**Dataset entries:**
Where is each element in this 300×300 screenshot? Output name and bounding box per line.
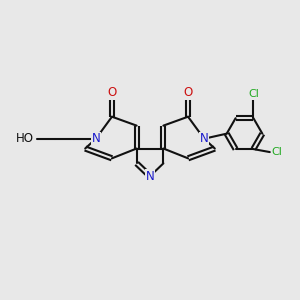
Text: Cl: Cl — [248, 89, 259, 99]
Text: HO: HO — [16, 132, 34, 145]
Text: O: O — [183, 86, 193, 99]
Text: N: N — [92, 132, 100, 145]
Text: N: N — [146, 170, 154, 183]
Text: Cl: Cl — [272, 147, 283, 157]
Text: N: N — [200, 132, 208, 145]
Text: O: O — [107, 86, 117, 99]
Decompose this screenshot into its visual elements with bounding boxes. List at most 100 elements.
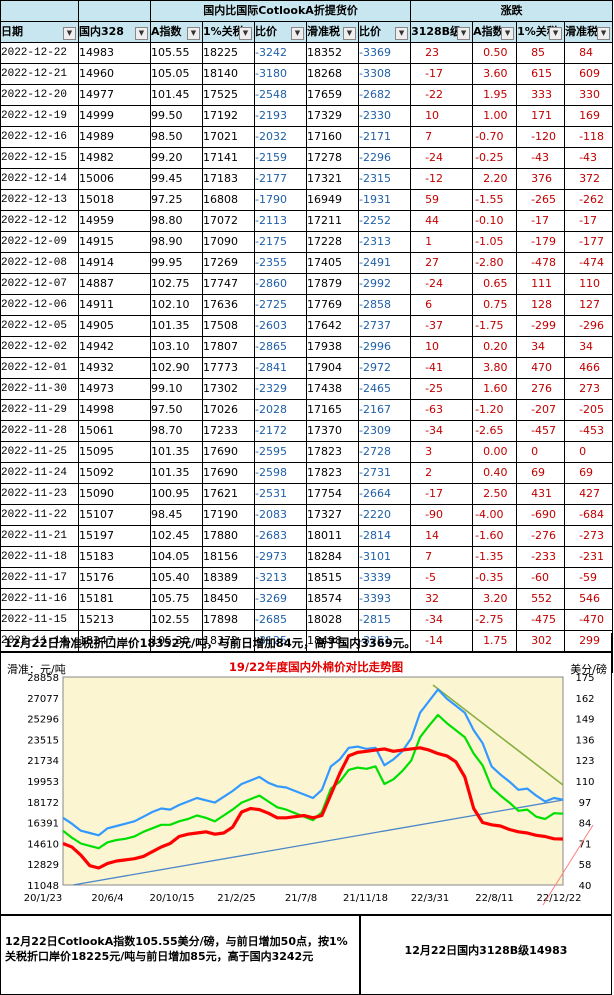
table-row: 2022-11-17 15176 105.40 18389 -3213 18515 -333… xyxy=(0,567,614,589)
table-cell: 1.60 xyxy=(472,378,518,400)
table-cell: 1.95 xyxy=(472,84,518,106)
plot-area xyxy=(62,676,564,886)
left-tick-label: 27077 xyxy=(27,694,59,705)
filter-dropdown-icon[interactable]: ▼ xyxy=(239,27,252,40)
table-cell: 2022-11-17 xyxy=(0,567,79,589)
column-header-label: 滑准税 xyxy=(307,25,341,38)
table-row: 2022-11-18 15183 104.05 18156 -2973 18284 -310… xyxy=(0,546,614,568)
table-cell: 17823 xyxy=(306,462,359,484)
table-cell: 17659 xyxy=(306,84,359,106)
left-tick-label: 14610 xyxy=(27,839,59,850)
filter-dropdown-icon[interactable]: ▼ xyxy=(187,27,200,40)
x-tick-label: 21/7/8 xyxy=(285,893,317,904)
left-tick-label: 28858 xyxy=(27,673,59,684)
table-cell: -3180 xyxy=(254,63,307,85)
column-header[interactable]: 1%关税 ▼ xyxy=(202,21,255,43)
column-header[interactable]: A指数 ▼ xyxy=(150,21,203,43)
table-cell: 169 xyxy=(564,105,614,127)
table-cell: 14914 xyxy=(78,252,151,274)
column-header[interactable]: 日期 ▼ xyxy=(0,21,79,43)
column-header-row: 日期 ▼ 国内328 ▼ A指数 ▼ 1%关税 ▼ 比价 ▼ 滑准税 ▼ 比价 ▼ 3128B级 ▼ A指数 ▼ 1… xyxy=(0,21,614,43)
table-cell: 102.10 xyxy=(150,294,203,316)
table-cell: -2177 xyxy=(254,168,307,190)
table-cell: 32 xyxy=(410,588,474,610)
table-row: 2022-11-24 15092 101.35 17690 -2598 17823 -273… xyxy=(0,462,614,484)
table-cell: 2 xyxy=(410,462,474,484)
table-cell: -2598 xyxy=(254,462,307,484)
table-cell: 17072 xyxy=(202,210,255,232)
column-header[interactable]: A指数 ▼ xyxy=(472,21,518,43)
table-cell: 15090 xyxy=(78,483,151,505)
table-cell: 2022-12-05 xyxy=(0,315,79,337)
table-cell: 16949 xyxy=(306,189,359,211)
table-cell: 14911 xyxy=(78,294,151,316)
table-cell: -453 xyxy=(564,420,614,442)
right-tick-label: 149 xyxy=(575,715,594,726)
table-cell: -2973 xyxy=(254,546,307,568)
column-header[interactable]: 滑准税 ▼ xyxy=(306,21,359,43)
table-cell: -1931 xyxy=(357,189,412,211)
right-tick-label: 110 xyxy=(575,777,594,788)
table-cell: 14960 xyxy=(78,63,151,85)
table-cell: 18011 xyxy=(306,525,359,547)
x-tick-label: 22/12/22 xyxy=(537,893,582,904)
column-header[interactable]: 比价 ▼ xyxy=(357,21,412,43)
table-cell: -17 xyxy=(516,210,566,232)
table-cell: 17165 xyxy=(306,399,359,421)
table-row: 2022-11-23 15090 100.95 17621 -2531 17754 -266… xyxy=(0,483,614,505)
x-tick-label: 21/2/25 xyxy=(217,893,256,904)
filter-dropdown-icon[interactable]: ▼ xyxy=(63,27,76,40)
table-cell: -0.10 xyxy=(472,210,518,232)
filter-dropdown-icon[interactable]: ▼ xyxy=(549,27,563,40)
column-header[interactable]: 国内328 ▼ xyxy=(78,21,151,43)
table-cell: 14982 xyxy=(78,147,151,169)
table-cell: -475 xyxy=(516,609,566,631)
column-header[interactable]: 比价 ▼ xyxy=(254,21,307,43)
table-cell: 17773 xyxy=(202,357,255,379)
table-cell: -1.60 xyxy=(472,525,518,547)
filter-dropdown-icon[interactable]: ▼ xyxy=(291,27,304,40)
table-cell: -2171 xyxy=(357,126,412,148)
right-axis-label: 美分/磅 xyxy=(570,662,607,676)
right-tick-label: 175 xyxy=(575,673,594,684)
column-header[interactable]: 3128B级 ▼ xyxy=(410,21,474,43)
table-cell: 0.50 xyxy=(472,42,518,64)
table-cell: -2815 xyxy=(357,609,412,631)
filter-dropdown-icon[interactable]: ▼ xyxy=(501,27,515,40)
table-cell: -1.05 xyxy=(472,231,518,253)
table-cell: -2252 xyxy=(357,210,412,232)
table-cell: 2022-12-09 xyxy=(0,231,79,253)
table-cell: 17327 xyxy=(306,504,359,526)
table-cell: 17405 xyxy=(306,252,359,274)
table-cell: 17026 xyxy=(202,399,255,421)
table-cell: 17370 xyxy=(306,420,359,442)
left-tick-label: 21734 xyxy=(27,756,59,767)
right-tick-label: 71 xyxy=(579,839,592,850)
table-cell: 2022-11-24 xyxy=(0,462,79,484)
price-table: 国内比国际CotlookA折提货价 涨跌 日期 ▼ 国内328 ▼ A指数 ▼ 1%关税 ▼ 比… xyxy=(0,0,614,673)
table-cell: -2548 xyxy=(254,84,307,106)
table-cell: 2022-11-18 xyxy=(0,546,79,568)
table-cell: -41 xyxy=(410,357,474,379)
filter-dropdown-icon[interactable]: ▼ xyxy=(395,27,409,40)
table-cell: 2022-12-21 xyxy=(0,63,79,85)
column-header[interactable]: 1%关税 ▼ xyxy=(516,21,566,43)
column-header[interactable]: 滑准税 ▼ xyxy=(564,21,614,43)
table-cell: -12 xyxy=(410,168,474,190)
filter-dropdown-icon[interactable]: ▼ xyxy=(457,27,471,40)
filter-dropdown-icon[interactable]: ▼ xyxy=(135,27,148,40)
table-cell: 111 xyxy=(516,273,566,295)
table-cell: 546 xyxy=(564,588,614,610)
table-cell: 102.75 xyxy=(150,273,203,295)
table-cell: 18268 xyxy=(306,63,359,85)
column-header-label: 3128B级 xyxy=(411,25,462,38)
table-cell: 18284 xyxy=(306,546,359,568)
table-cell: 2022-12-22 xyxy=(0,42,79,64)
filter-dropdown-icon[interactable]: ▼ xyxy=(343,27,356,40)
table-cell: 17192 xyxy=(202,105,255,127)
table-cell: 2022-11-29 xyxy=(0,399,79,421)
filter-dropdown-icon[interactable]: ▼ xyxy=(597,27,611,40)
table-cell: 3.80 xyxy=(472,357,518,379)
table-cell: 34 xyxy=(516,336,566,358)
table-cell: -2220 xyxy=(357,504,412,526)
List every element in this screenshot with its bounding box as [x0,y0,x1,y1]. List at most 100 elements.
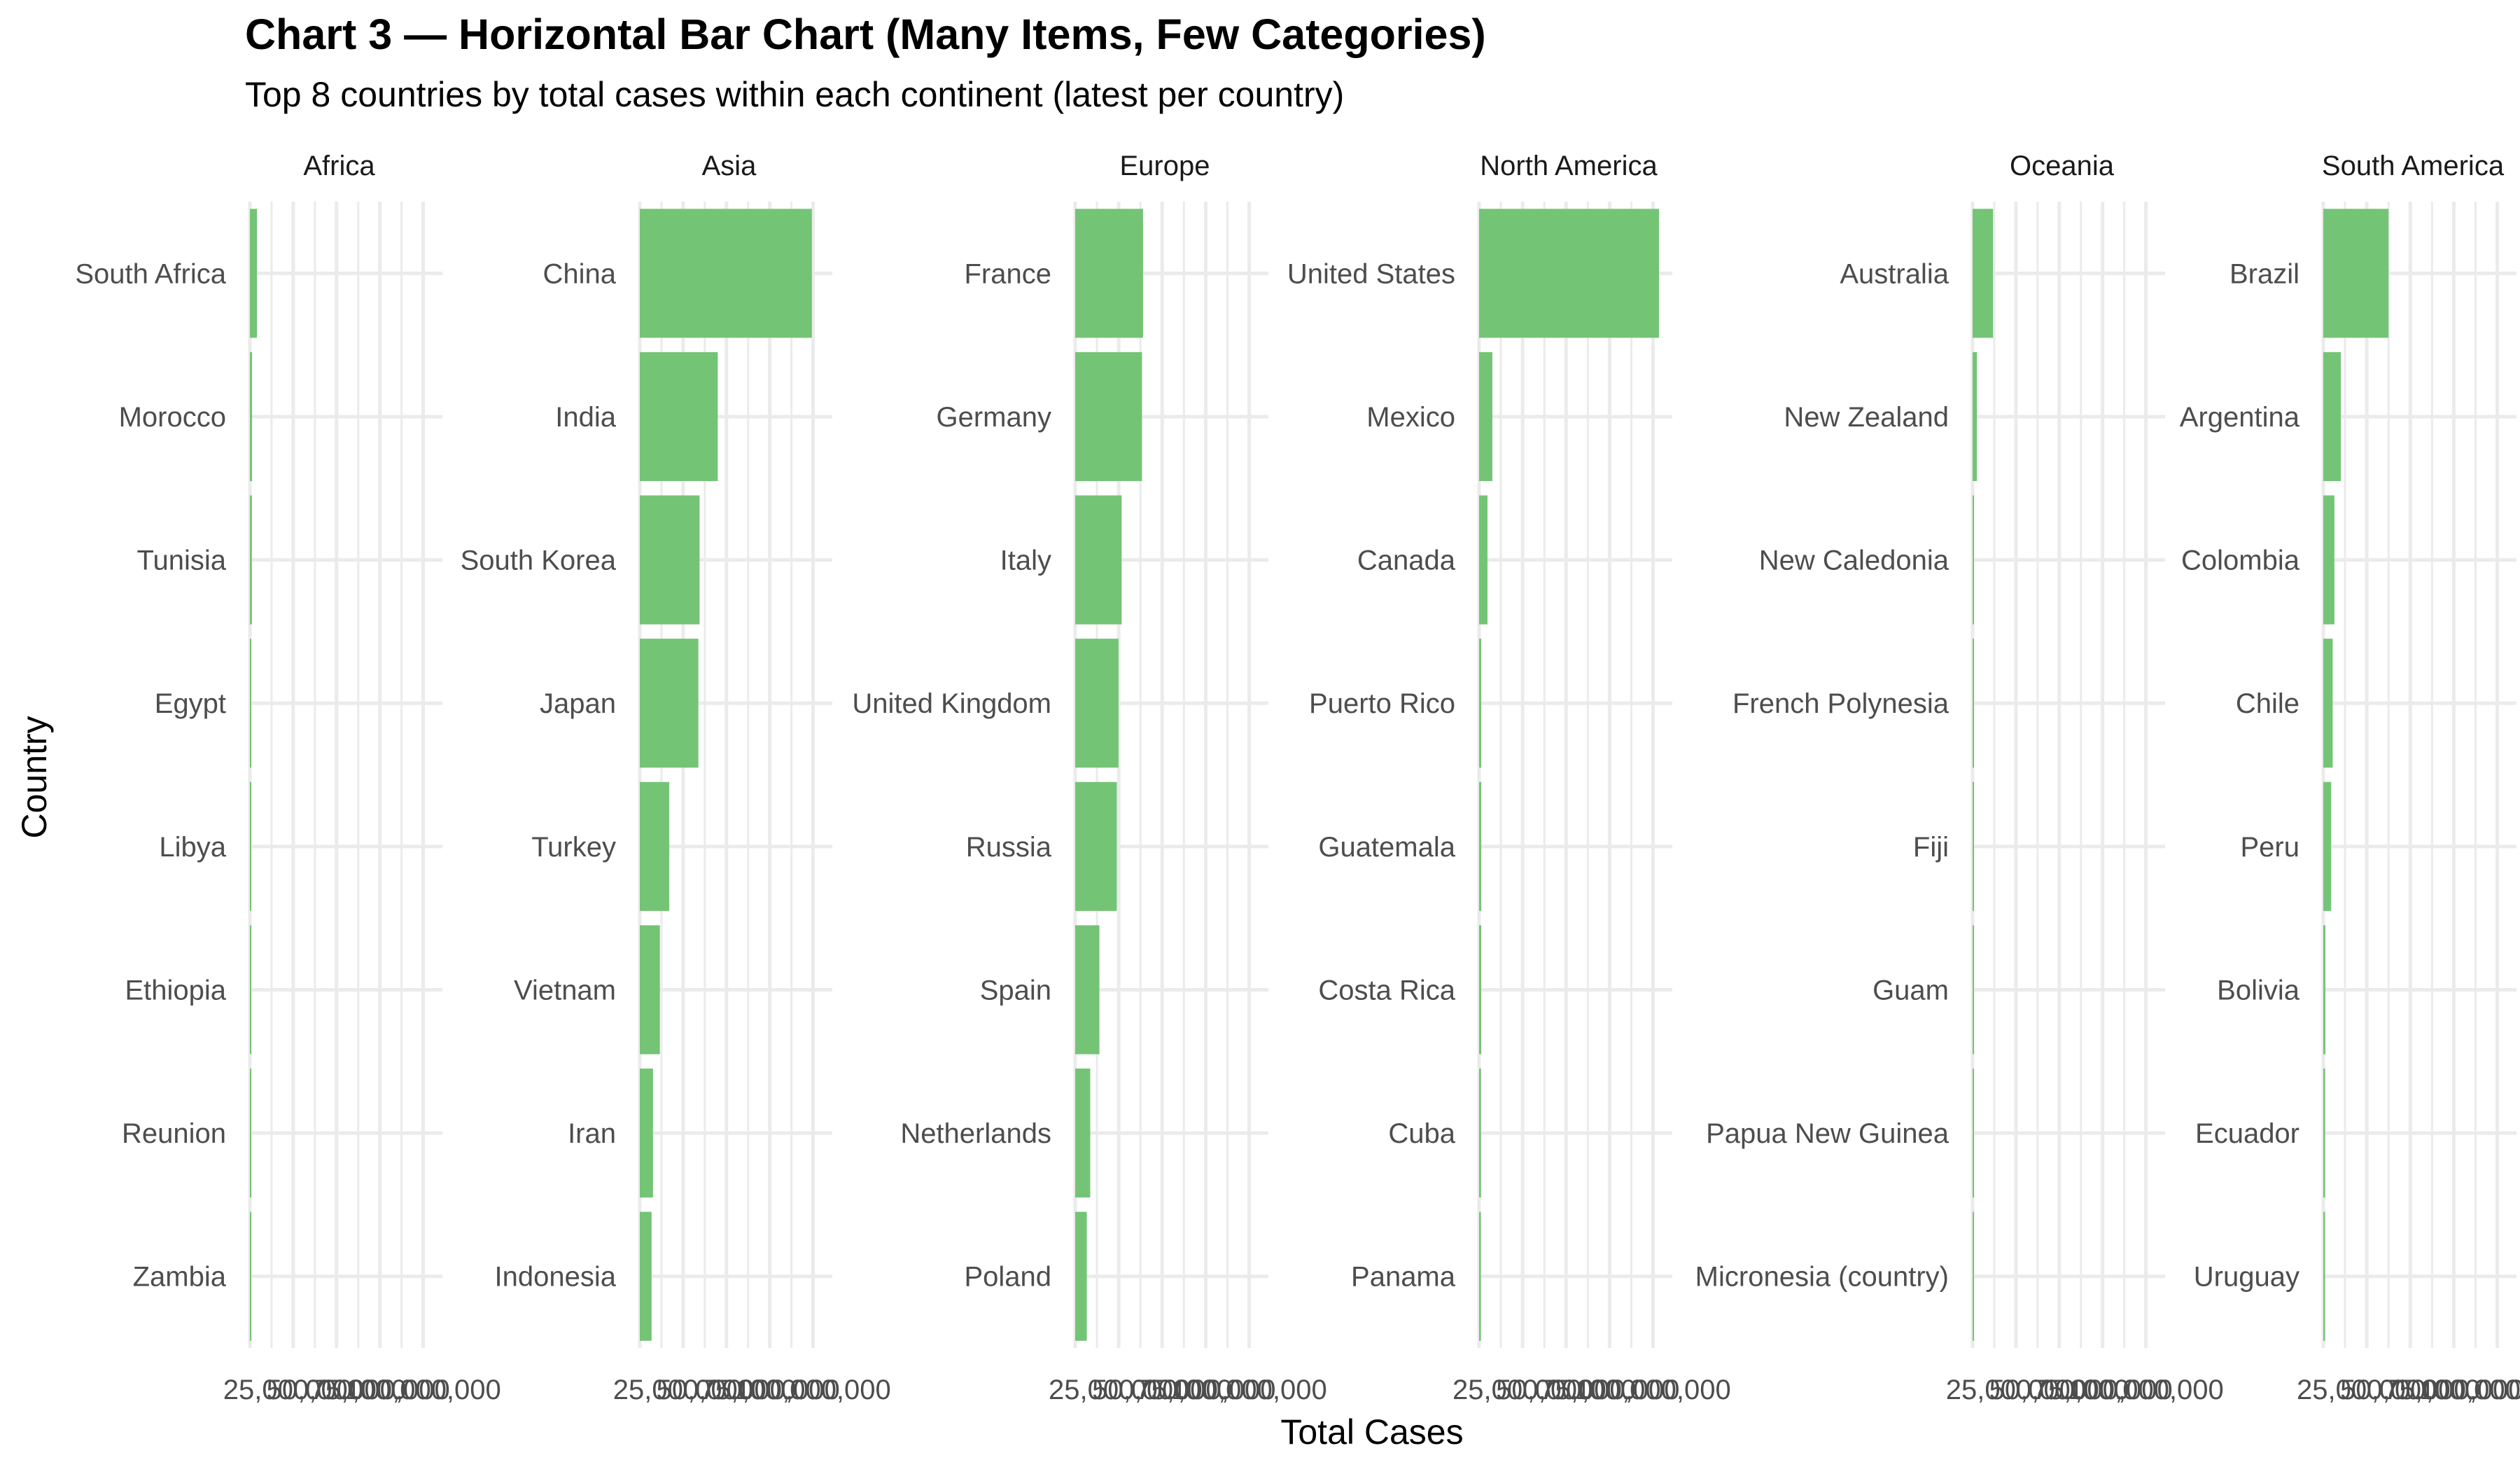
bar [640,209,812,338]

**Task to carry out:**
Copy out all of the data above line for line, without any changes, and leave the pictures out.

**Answer to this task:**
Where is each element in this 300×300 screenshot? Output name and bounding box per line.
Text: Cl: Cl — [248, 89, 259, 99]
Text: HO: HO — [16, 132, 34, 145]
Text: O: O — [183, 86, 193, 99]
Text: N: N — [92, 132, 100, 145]
Text: N: N — [146, 170, 154, 183]
Text: Cl: Cl — [272, 147, 283, 157]
Text: N: N — [200, 132, 208, 145]
Text: O: O — [107, 86, 117, 99]
Decompose this screenshot into its visual elements with bounding boxes. List at most 100 elements.
table-row: 2022-11-17 15176 105.40 18389 -3213 18515 -333… xyxy=(0,567,614,589)
table-cell: 1.60 xyxy=(472,378,518,400)
table-cell: 1.95 xyxy=(472,84,518,106)
plot-area xyxy=(62,676,564,886)
left-tick-label: 27077 xyxy=(27,694,59,705)
filter-dropdown-icon[interactable]: ▼ xyxy=(239,27,252,40)
table-cell: 2022-11-17 xyxy=(0,567,79,589)
column-header-label: 滑准税 xyxy=(307,25,341,38)
table-row: 2022-11-18 15183 104.05 18156 -2973 18284 -310… xyxy=(0,546,614,568)
table-cell: 17823 xyxy=(306,462,359,484)
table-cell: 17659 xyxy=(306,84,359,106)
left-tick-label: 14610 xyxy=(27,839,59,850)
filter-dropdown-icon[interactable]: ▼ xyxy=(187,27,200,40)
x-tick-label: 21/7/8 xyxy=(285,893,317,904)
left-tick-label: 28858 xyxy=(27,673,59,684)
table-cell: -3180 xyxy=(254,63,307,85)
column-header[interactable]: 1%关税 ▼ xyxy=(202,21,255,43)
column-header[interactable]: A指数 ▼ xyxy=(150,21,203,43)
table-cell: 169 xyxy=(564,105,614,127)
table-cell: 14914 xyxy=(78,252,151,274)
column-header[interactable]: 日期 ▼ xyxy=(0,21,79,43)
column-header-row: 日期 ▼ 国内328 ▼ A指数 ▼ 1%关税 ▼ 比价 ▼ 滑准税 ▼ 比价 ▼ 3128B级 ▼ A指数 ▼ 1… xyxy=(0,21,614,43)
table-cell: 102.10 xyxy=(150,294,203,316)
table-cell: -2177 xyxy=(254,168,307,190)
table-cell: 32 xyxy=(410,588,474,610)
table-row: 2022-11-24 15092 101.35 17690 -2598 17823 -273… xyxy=(0,462,614,484)
table-cell: 2 xyxy=(410,462,474,484)
table-cell: -2598 xyxy=(254,462,307,484)
table-cell: 17072 xyxy=(202,210,255,232)
column-header[interactable]: A指数 ▼ xyxy=(472,21,518,43)
table-cell: 15090 xyxy=(78,483,151,505)
table-cell: 2022-12-05 xyxy=(0,315,79,337)
table-cell: 16949 xyxy=(306,189,359,211)
table-cell: 14911 xyxy=(78,294,151,316)
table-cell: -453 xyxy=(564,420,614,442)
right-tick-label: 149 xyxy=(575,715,594,726)
table-cell: -2973 xyxy=(254,546,307,568)
column-header[interactable]: 滑准税 ▼ xyxy=(306,21,359,43)
table-cell: -1931 xyxy=(357,189,412,211)
right-tick-label: 110 xyxy=(575,777,594,788)
table-cell: 14960 xyxy=(78,63,151,85)
table-cell: 18011 xyxy=(306,525,359,547)
x-tick-label: 22/12/22 xyxy=(537,893,582,904)
column-header[interactable]: 比价 ▼ xyxy=(357,21,412,43)
table-cell: -17 xyxy=(516,210,566,232)
table-cell: 17165 xyxy=(306,399,359,421)
table-row: 2022-11-23 15090 100.95 17621 -2531 17754 -266… xyxy=(0,483,614,505)
x-tick-label: 21/2/25 xyxy=(217,893,256,904)
filter-dropdown-icon[interactable]: ▼ xyxy=(63,27,76,40)
table-cell: -0.10 xyxy=(472,210,518,232)
filter-dropdown-icon[interactable]: ▼ xyxy=(549,27,563,40)
column-header[interactable]: 国内328 ▼ xyxy=(78,21,151,43)
table-cell: 14982 xyxy=(78,147,151,169)
table-cell: -475 xyxy=(516,609,566,631)
column-header[interactable]: 比价 ▼ xyxy=(254,21,307,43)
table-cell: 17773 xyxy=(202,357,255,379)
table-cell: -1.60 xyxy=(472,525,518,547)
filter-dropdown-icon[interactable]: ▼ xyxy=(291,27,304,40)
table-cell: -2171 xyxy=(357,126,412,148)
right-axis-label: 美分/磅 xyxy=(570,662,607,676)
right-tick-label: 175 xyxy=(575,673,594,684)
column-header[interactable]: 3128B级 ▼ xyxy=(410,21,474,43)
table-cell: 0.50 xyxy=(472,42,518,64)
table-cell: -2815 xyxy=(357,609,412,631)
filter-dropdown-icon[interactable]: ▼ xyxy=(501,27,515,40)
table-cell: -1.05 xyxy=(472,231,518,253)
table-cell: -2252 xyxy=(357,210,412,232)
table-cell: 2022-12-09 xyxy=(0,231,79,253)
table-cell: 17327 xyxy=(306,504,359,526)
table-cell: 17405 xyxy=(306,252,359,274)
table-cell: 17026 xyxy=(202,399,255,421)
table-cell: 17370 xyxy=(306,420,359,442)
left-tick-label: 21734 xyxy=(27,756,59,767)
right-tick-label: 71 xyxy=(579,839,592,850)
table-cell: 2022-11-24 xyxy=(0,462,79,484)
price-table: 国内比国际CotlookA折提货价 涨跌 日期 ▼ 国内328 ▼ A指数 ▼ 1%关税 ▼ 比… xyxy=(0,0,614,673)
table-cell: -2548 xyxy=(254,84,307,106)
table-cell: 2022-11-18 xyxy=(0,546,79,568)
table-cell: -41 xyxy=(410,357,474,379)
filter-dropdown-icon[interactable]: ▼ xyxy=(395,27,409,40)
table-cell: 2022-12-21 xyxy=(0,63,79,85)
column-header[interactable]: 1%关税 ▼ xyxy=(516,21,566,43)
column-header[interactable]: 滑准税 ▼ xyxy=(564,21,614,43)
table-cell: -12 xyxy=(410,168,474,190)
filter-dropdown-icon[interactable]: ▼ xyxy=(457,27,471,40)
filter-dropdown-icon[interactable]: ▼ xyxy=(135,27,148,40)
table-cell: 111 xyxy=(516,273,566,295)
table-cell: 546 xyxy=(564,588,614,610)
table-cell: 102.75 xyxy=(150,273,203,295)
table-cell: 18268 xyxy=(306,63,359,85)
column-header-label: 3128B级 xyxy=(411,25,462,38)
table-cell: 18284 xyxy=(306,546,359,568)
table-cell: 2022-12-22 xyxy=(0,42,79,64)
filter-dropdown-icon[interactable]: ▼ xyxy=(343,27,356,40)
table-cell: 17192 xyxy=(202,105,255,127)
table-cell: 2022-11-29 xyxy=(0,399,79,421)
filter-dropdown-icon[interactable]: ▼ xyxy=(597,27,611,40)
table-cell: 3.80 xyxy=(472,357,518,379)
table-cell: 34 xyxy=(516,336,566,358)
table-cell: -2220 xyxy=(357,504,412,526)
List every element in this screenshot with its bounding box as [x0,y0,x1,y1]. List at most 100 elements.
bar [640,209,812,338]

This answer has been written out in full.